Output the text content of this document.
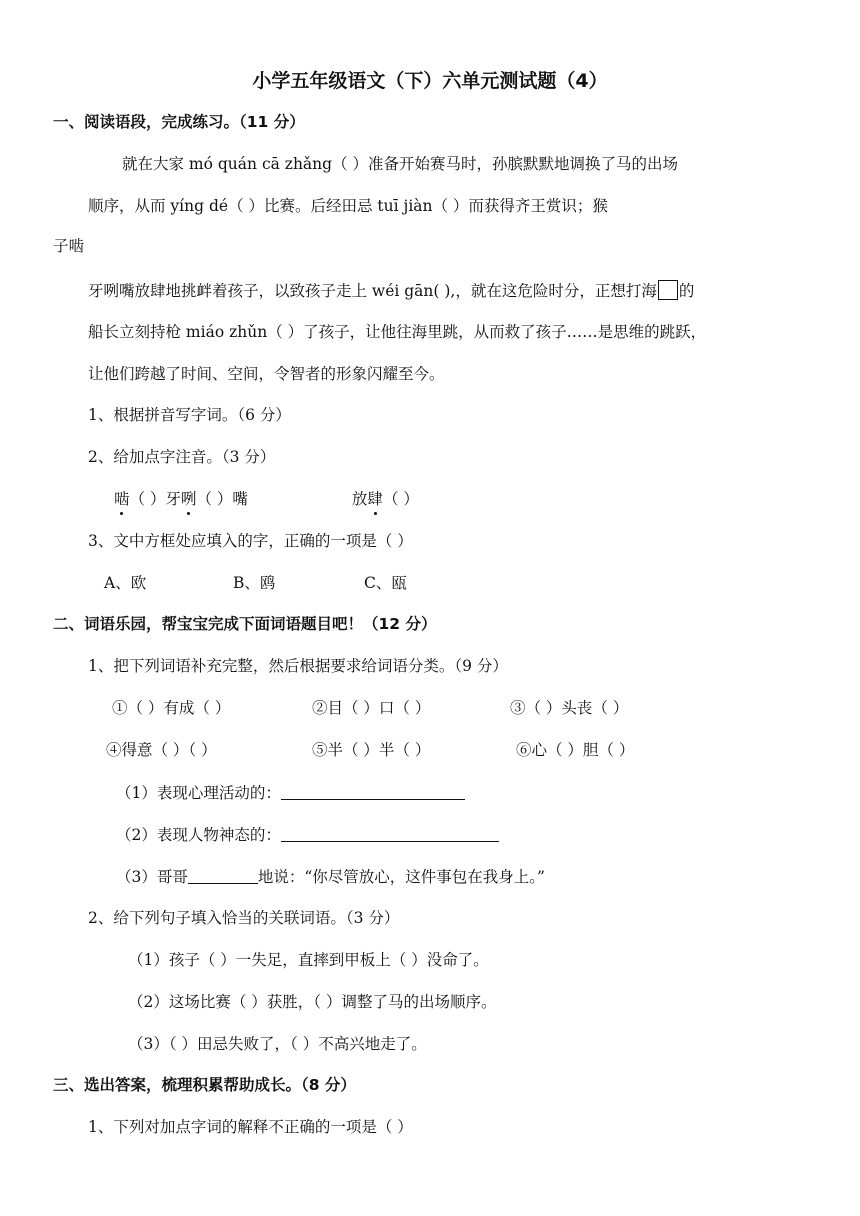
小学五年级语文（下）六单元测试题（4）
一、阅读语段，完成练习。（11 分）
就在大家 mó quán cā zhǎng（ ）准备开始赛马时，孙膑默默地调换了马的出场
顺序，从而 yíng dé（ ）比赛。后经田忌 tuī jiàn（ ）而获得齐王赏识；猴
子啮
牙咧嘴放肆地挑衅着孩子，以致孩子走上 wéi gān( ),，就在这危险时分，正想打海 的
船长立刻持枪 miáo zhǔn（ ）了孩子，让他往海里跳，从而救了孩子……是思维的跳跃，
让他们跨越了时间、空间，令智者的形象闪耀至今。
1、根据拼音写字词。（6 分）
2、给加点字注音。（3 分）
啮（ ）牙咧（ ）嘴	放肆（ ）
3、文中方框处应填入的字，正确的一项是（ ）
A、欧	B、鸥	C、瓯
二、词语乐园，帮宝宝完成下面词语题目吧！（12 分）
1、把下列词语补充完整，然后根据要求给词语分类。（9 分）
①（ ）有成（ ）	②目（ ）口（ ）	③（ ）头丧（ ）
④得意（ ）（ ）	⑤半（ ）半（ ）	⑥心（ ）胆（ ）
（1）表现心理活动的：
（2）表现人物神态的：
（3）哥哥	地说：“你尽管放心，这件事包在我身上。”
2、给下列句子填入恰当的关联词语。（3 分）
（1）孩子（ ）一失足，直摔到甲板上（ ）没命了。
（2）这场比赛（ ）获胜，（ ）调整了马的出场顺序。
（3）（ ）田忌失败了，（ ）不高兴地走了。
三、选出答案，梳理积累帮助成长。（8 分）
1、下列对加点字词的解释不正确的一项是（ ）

··········

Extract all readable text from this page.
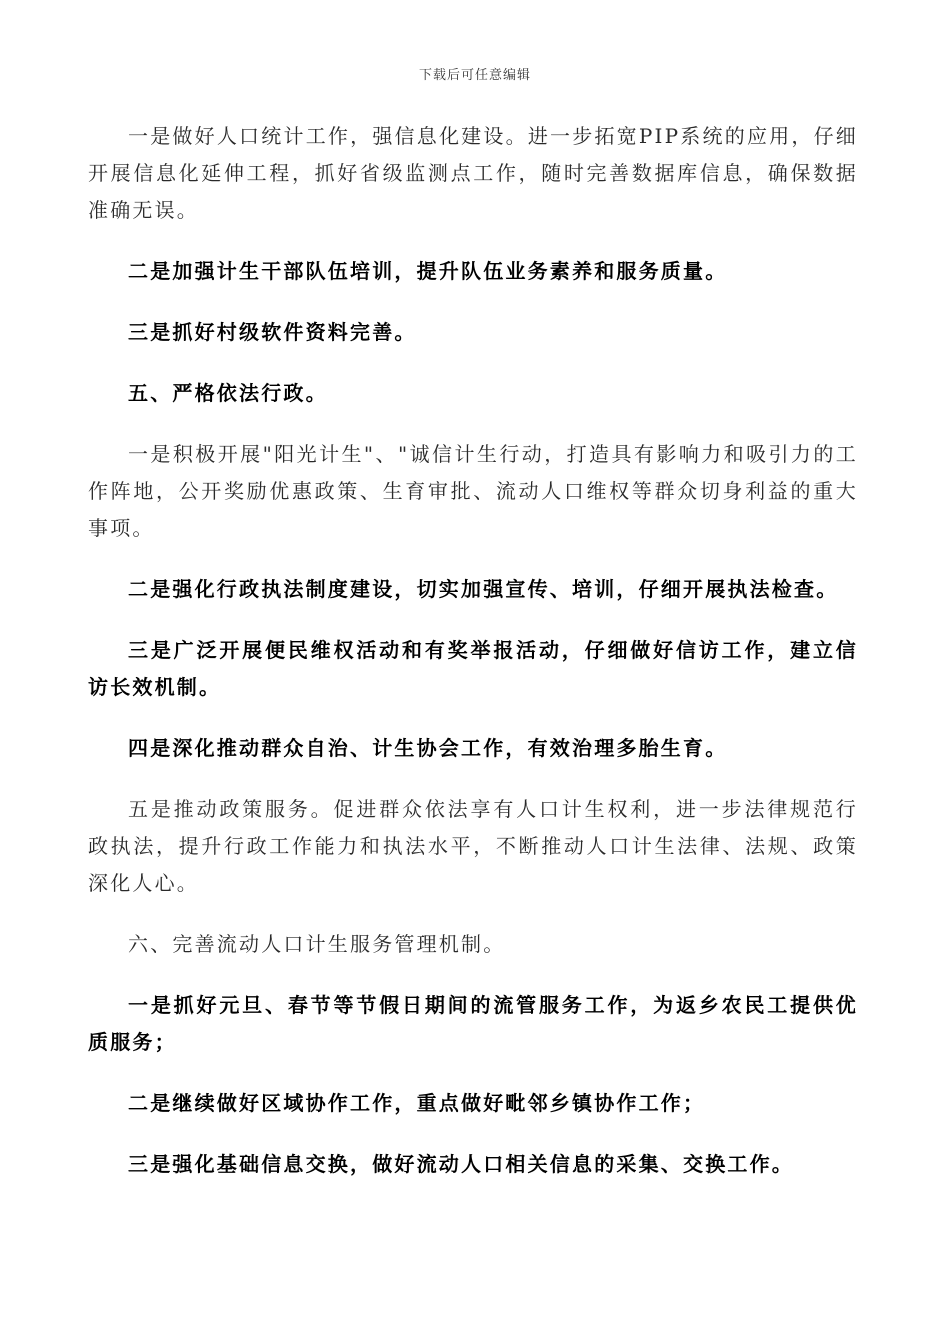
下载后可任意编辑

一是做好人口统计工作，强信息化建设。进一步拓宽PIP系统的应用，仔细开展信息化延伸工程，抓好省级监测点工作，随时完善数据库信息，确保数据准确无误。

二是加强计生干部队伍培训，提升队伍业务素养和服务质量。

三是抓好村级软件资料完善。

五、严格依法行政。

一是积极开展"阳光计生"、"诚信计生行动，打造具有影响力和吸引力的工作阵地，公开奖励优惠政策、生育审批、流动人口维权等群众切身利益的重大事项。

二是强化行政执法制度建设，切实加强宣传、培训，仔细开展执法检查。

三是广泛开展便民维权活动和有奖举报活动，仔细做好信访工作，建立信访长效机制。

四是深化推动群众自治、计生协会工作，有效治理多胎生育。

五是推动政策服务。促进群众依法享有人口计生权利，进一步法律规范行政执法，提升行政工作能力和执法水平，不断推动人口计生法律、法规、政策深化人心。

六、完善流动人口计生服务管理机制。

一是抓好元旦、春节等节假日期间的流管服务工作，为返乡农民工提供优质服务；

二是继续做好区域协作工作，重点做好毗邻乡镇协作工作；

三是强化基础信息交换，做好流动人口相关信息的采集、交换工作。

··········

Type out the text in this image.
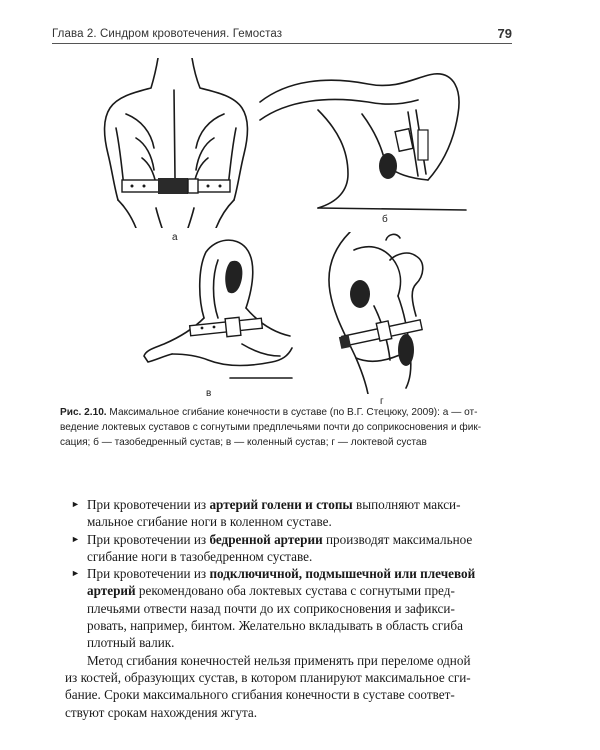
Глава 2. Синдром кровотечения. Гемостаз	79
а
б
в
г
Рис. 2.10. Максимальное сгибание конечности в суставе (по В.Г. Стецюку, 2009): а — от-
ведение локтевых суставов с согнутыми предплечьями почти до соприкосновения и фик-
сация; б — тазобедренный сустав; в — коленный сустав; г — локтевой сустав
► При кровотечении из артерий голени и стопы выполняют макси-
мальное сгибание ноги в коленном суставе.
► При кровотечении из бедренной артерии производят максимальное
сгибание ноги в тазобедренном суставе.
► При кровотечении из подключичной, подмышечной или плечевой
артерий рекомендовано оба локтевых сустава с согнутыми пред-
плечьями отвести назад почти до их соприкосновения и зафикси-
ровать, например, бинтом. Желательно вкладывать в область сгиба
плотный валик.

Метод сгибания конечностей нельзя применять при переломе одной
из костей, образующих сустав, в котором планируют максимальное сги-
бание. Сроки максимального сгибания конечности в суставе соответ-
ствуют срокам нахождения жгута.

··········

Locate the word "почти" in the records and collect each line it appears in.

▸ The result:
ведение локтевых суставов с согнутыми предплечьями почти до соприкосновения и фик-
плечьями отвести назад почти до их соприкосновения и зафикси-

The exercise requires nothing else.